• Written exercise
Scan the data for lines with "this" and report the count by itself.

• Items
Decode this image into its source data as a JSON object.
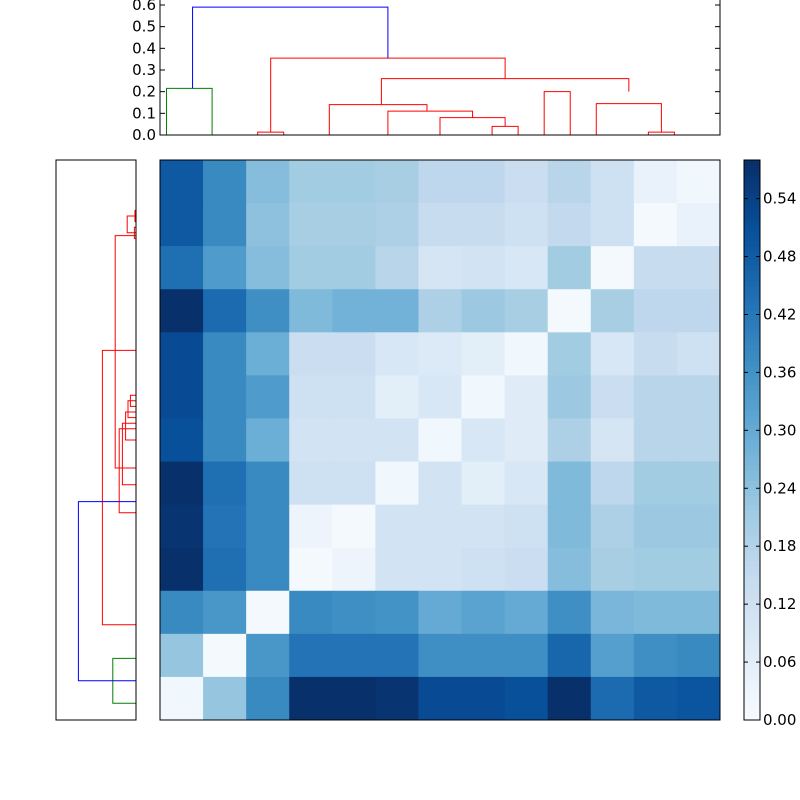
{
  "chart_data": [
    {
      "type": "dendrogram",
      "panel": "top",
      "ylim": [
        0,
        0.6
      ],
      "yticks": [
        "0.0",
        "0.1",
        "0.2",
        "0.3",
        "0.4",
        "0.5",
        "0.6"
      ],
      "leaf_count": 13,
      "links": [
        {
          "color": "#ff0000",
          "left_x": 7.5,
          "left_h": 0.0,
          "right_x": 9.5,
          "right_h": 0.0,
          "h": 0.013
        },
        {
          "color": "#ff0000",
          "left_x": 37.5,
          "left_h": 0.0,
          "right_x": 39.5,
          "right_h": 0.0,
          "h": 0.013
        },
        {
          "color": "#ff0000",
          "left_x": 33.5,
          "left_h": 0.0,
          "right_x": 38.5,
          "right_h": 0.013,
          "h": 0.145
        },
        {
          "color": "#ff0000",
          "left_x": 29.5,
          "left_h": 0.0,
          "right_x": 31.5,
          "right_h": 0.0,
          "h": 0.2
        },
        {
          "color": "#ff0000",
          "left_x": 25.5,
          "left_h": 0.0,
          "right_x": 27.5,
          "right_h": 0.0,
          "h": 0.04
        },
        {
          "color": "#ff0000",
          "left_x": 21.5,
          "left_h": 0.0,
          "right_x": 26.5,
          "right_h": 0.04,
          "h": 0.08
        },
        {
          "color": "#ff0000",
          "left_x": 17.5,
          "left_h": 0.0,
          "right_x": 24.0,
          "right_h": 0.08,
          "h": 0.11
        },
        {
          "color": "#ff0000",
          "left_x": 13.0,
          "left_h": 0.0,
          "right_x": 20.5,
          "right_h": 0.11,
          "h": 0.14
        },
        {
          "color": "#ff0000",
          "left_x": 17.0,
          "left_h": 0.14,
          "right_x": 36.0,
          "right_h": 0.2,
          "h": 0.26
        },
        {
          "color": "#ff0000",
          "left_x": 8.5,
          "left_h": 0.013,
          "right_x": 26.5,
          "right_h": 0.26,
          "h": 0.355
        },
        {
          "color": "#008000",
          "left_x": 0.5,
          "left_h": 0.0,
          "right_x": 4.0,
          "right_h": 0.0,
          "h": 0.215
        },
        {
          "color": "#0000ff",
          "left_x": 2.5,
          "left_h": 0.215,
          "right_x": 17.5,
          "right_h": 0.355,
          "h": 0.59
        }
      ]
    },
    {
      "type": "dendrogram",
      "panel": "left",
      "leaf_count": 13,
      "links": [
        {
          "color": "#ff0000",
          "a": 0.09,
          "b": 0.11,
          "h": 0.013
        },
        {
          "color": "#ff0000",
          "a": 0.12,
          "b": 0.14,
          "h": 0.02
        },
        {
          "color": "#ff0000",
          "a": 0.1,
          "b": 0.13,
          "h": 0.11
        },
        {
          "color": "#ff0000",
          "a": 0.42,
          "b": 0.44,
          "h": 0.07
        },
        {
          "color": "#ff0000",
          "a": 0.43,
          "b": 0.46,
          "h": 0.1
        },
        {
          "color": "#ff0000",
          "a": 0.45,
          "b": 0.5,
          "h": 0.13
        },
        {
          "color": "#ff0000",
          "a": 0.47,
          "b": 0.58,
          "h": 0.17
        },
        {
          "color": "#ff0000",
          "a": 0.48,
          "b": 0.63,
          "h": 0.21
        },
        {
          "color": "#ff0000",
          "a": 0.135,
          "b": 0.55,
          "h": 0.26
        },
        {
          "color": "#ff0000",
          "a": 0.34,
          "b": 0.83,
          "h": 0.42
        },
        {
          "color": "#008000",
          "a": 0.89,
          "b": 0.97,
          "h": 0.29
        },
        {
          "color": "#0000ff",
          "a": 0.61,
          "b": 0.93,
          "h": 0.72
        }
      ]
    },
    {
      "type": "heatmap",
      "rows": 13,
      "cols": 13,
      "values": [
        [
          0.49,
          0.38,
          0.25,
          0.21,
          0.21,
          0.2,
          0.16,
          0.16,
          0.13,
          0.17,
          0.12,
          0.04,
          0.02
        ],
        [
          0.49,
          0.38,
          0.24,
          0.2,
          0.2,
          0.19,
          0.14,
          0.14,
          0.12,
          0.15,
          0.12,
          0.01,
          0.04
        ],
        [
          0.44,
          0.34,
          0.25,
          0.21,
          0.21,
          0.17,
          0.1,
          0.11,
          0.09,
          0.21,
          0.01,
          0.14,
          0.14
        ],
        [
          0.59,
          0.45,
          0.37,
          0.26,
          0.28,
          0.28,
          0.19,
          0.22,
          0.2,
          0.01,
          0.2,
          0.16,
          0.16
        ],
        [
          0.52,
          0.38,
          0.29,
          0.13,
          0.13,
          0.09,
          0.08,
          0.06,
          0.02,
          0.21,
          0.09,
          0.14,
          0.12
        ],
        [
          0.52,
          0.38,
          0.34,
          0.12,
          0.12,
          0.06,
          0.09,
          0.02,
          0.07,
          0.22,
          0.13,
          0.17,
          0.17
        ],
        [
          0.51,
          0.38,
          0.29,
          0.11,
          0.11,
          0.11,
          0.02,
          0.09,
          0.07,
          0.19,
          0.1,
          0.17,
          0.17
        ],
        [
          0.58,
          0.44,
          0.38,
          0.12,
          0.12,
          0.02,
          0.11,
          0.06,
          0.09,
          0.26,
          0.16,
          0.21,
          0.21
        ],
        [
          0.57,
          0.43,
          0.38,
          0.03,
          0.01,
          0.11,
          0.11,
          0.11,
          0.12,
          0.26,
          0.19,
          0.22,
          0.22
        ],
        [
          0.58,
          0.44,
          0.38,
          0.01,
          0.03,
          0.11,
          0.11,
          0.12,
          0.13,
          0.25,
          0.2,
          0.21,
          0.21
        ],
        [
          0.38,
          0.35,
          0.01,
          0.38,
          0.37,
          0.36,
          0.3,
          0.32,
          0.3,
          0.37,
          0.27,
          0.26,
          0.26
        ],
        [
          0.23,
          0.01,
          0.35,
          0.43,
          0.43,
          0.43,
          0.37,
          0.37,
          0.37,
          0.46,
          0.33,
          0.37,
          0.38
        ],
        [
          0.02,
          0.23,
          0.38,
          0.59,
          0.59,
          0.57,
          0.52,
          0.52,
          0.51,
          0.58,
          0.45,
          0.49,
          0.5
        ]
      ],
      "colormap": "Blues",
      "vmin": 0.0,
      "vmax": 0.58
    },
    {
      "type": "colorbar",
      "colormap": "Blues",
      "ylim": [
        0.0,
        0.58
      ],
      "ticks": [
        "0.00",
        "0.06",
        "0.12",
        "0.18",
        "0.24",
        "0.30",
        "0.36",
        "0.42",
        "0.48",
        "0.54"
      ]
    }
  ]
}
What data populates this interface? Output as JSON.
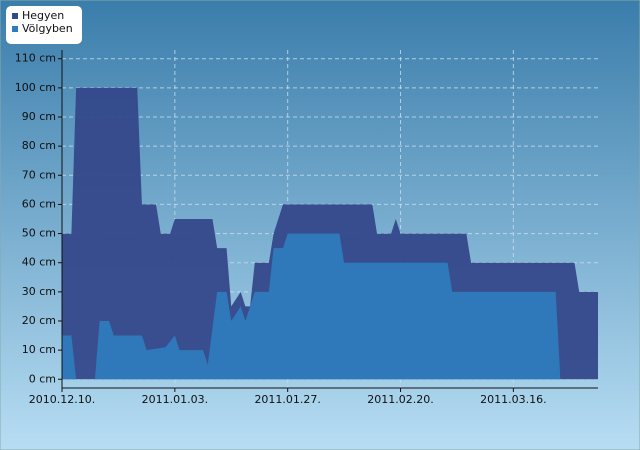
{
  "chart_data": {
    "type": "area",
    "series": [
      {
        "name": "Hegyen",
        "color": "#34488a",
        "x": [
          0,
          2,
          3,
          16,
          17,
          20,
          21,
          23,
          24,
          32,
          33,
          35,
          36,
          38,
          39,
          40,
          41,
          44,
          45,
          47,
          66,
          67,
          70,
          71,
          72,
          86,
          87,
          109,
          110,
          114
        ],
        "values": [
          50,
          50,
          100,
          100,
          60,
          60,
          50,
          50,
          55,
          55,
          45,
          45,
          25,
          30,
          25,
          25,
          40,
          40,
          50,
          60,
          60,
          50,
          50,
          55,
          50,
          50,
          40,
          40,
          30,
          30
        ]
      },
      {
        "name": "Völgyben",
        "color": "#2e7bbd",
        "x": [
          0,
          2,
          3,
          7,
          8,
          10,
          11,
          17,
          18,
          22,
          24,
          25,
          30,
          31,
          33,
          35,
          36,
          38,
          39,
          41,
          44,
          45,
          47,
          48,
          59,
          60,
          82,
          83,
          105,
          106,
          114
        ],
        "values": [
          15,
          15,
          0,
          0,
          20,
          20,
          15,
          15,
          10,
          11,
          15,
          10,
          10,
          5,
          30,
          30,
          20,
          25,
          20,
          30,
          30,
          45,
          45,
          50,
          50,
          40,
          40,
          30,
          30,
          0,
          0
        ]
      }
    ],
    "xlim": [
      0,
      114
    ],
    "xticks": [
      {
        "value": 0,
        "label": "2010.12.10."
      },
      {
        "value": 24,
        "label": "2011.01.03."
      },
      {
        "value": 48,
        "label": "2011.01.27."
      },
      {
        "value": 72,
        "label": "2011.02.20."
      },
      {
        "value": 96,
        "label": "2011.03.16."
      }
    ],
    "ylim": [
      -3,
      113
    ],
    "yticks": [
      {
        "value": 0,
        "label": "0 cm"
      },
      {
        "value": 10,
        "label": "10 cm"
      },
      {
        "value": 20,
        "label": "20 cm"
      },
      {
        "value": 30,
        "label": "30 cm"
      },
      {
        "value": 40,
        "label": "40 cm"
      },
      {
        "value": 50,
        "label": "50 cm"
      },
      {
        "value": 60,
        "label": "60 cm"
      },
      {
        "value": 70,
        "label": "70 cm"
      },
      {
        "value": 80,
        "label": "80 cm"
      },
      {
        "value": 90,
        "label": "90 cm"
      },
      {
        "value": 100,
        "label": "100 cm"
      },
      {
        "value": 110,
        "label": "110 cm"
      }
    ],
    "grid": true,
    "legend": "top-left"
  }
}
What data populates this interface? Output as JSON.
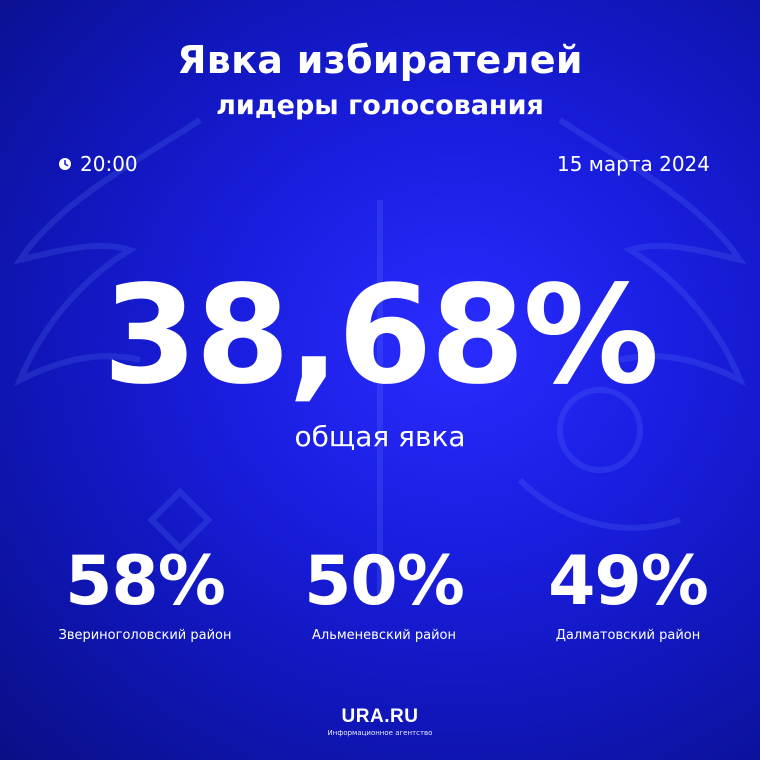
{
  "header": {
    "title": "Явка избирателей",
    "subtitle": "лидеры голосования"
  },
  "meta": {
    "time": "20:00",
    "date": "15 марта 2024",
    "time_icon": "clock-icon"
  },
  "total": {
    "value": "38,68%",
    "label": "общая явка"
  },
  "leaders": [
    {
      "value": "58%",
      "district": "Звериноголовский район"
    },
    {
      "value": "50%",
      "district": "Альменевский район"
    },
    {
      "value": "49%",
      "district": "Далматовский район"
    }
  ],
  "logo": {
    "name": "URA.RU",
    "tagline": "Информационное агентство"
  },
  "colors": {
    "background": "#1a1ee0",
    "text": "#ffffff"
  }
}
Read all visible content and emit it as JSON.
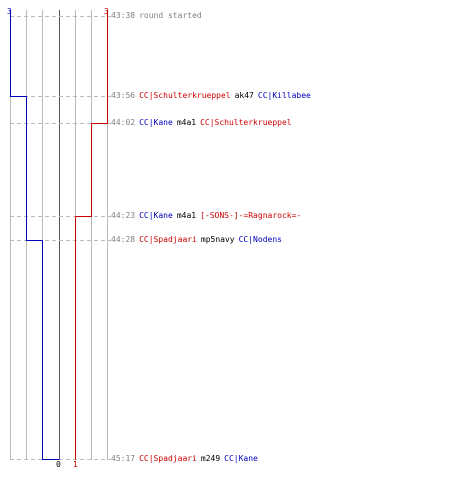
{
  "header": {
    "blue_start": "3",
    "red_start": "3"
  },
  "footer": {
    "zero_label": "0",
    "red_end": "1"
  },
  "events": [
    {
      "time": "43:38",
      "parts": [
        {
          "text": "round started",
          "color": "gray"
        }
      ]
    },
    {
      "time": "43:56",
      "parts": [
        {
          "text": "CC|Schulterkrueppel",
          "color": "red"
        },
        {
          "text": "ak47",
          "color": "black"
        },
        {
          "text": "CC|Killabee",
          "color": "blue"
        }
      ]
    },
    {
      "time": "44:02",
      "parts": [
        {
          "text": "CC|Kane",
          "color": "blue"
        },
        {
          "text": "m4a1",
          "color": "black"
        },
        {
          "text": "CC|Schulterkrueppel",
          "color": "red"
        }
      ]
    },
    {
      "time": "44:23",
      "parts": [
        {
          "text": "CC|Kane",
          "color": "blue"
        },
        {
          "text": "m4a1",
          "color": "black"
        },
        {
          "text": "[-SONS-]-=Ragnarock=-",
          "color": "red"
        }
      ]
    },
    {
      "time": "44:28",
      "parts": [
        {
          "text": "CC|Spadjaari",
          "color": "red"
        },
        {
          "text": "mp5navy",
          "color": "black"
        },
        {
          "text": "CC|Nodens",
          "color": "blue"
        }
      ]
    },
    {
      "time": "45:17",
      "parts": [
        {
          "text": "CC|Spadjaari",
          "color": "red"
        },
        {
          "text": "m249",
          "color": "black"
        },
        {
          "text": "CC|Kane",
          "color": "blue"
        }
      ]
    }
  ],
  "colors": {
    "blue_team": "#0000bb",
    "red_team": "#cc0000",
    "grid": "#bbbbbb",
    "center": "#555555",
    "dash": "#bbbbbb"
  }
}
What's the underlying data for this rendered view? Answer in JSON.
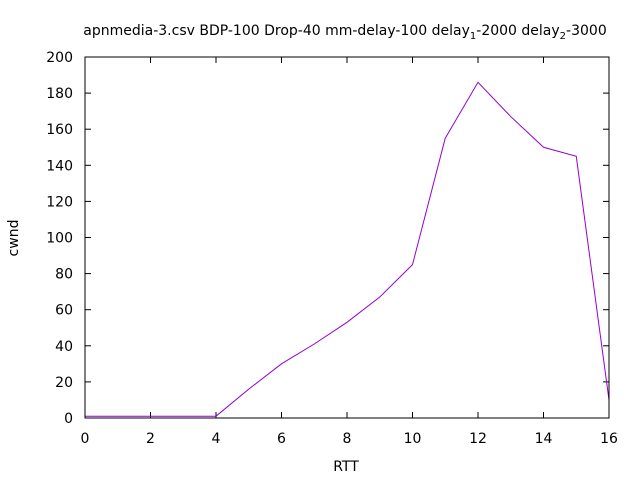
{
  "chart_data": {
    "type": "line",
    "title": {
      "prefix": "apnmedia-3.csv BDP-100 Drop-40 mm-delay-100 delay",
      "sub1": "1",
      "mid": "-2000 delay",
      "sub2": "2",
      "suffix": "-3000"
    },
    "xlabel": "RTT",
    "ylabel": "cwnd",
    "xlim": [
      0,
      16
    ],
    "ylim": [
      0,
      200
    ],
    "xticks": [
      0,
      2,
      4,
      6,
      8,
      10,
      12,
      14,
      16
    ],
    "yticks": [
      0,
      20,
      40,
      60,
      80,
      100,
      120,
      140,
      160,
      180,
      200
    ],
    "grid": false,
    "series": [
      {
        "color": "#9400d3",
        "x": [
          0,
          1,
          2,
          3,
          4,
          5,
          6,
          7,
          8,
          9,
          10,
          11,
          12,
          13,
          14,
          15,
          16
        ],
        "y": [
          1,
          1,
          1,
          1,
          1,
          16,
          30,
          41,
          53,
          67,
          85,
          155,
          186,
          167,
          150,
          145,
          10
        ]
      }
    ]
  }
}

• Answer
4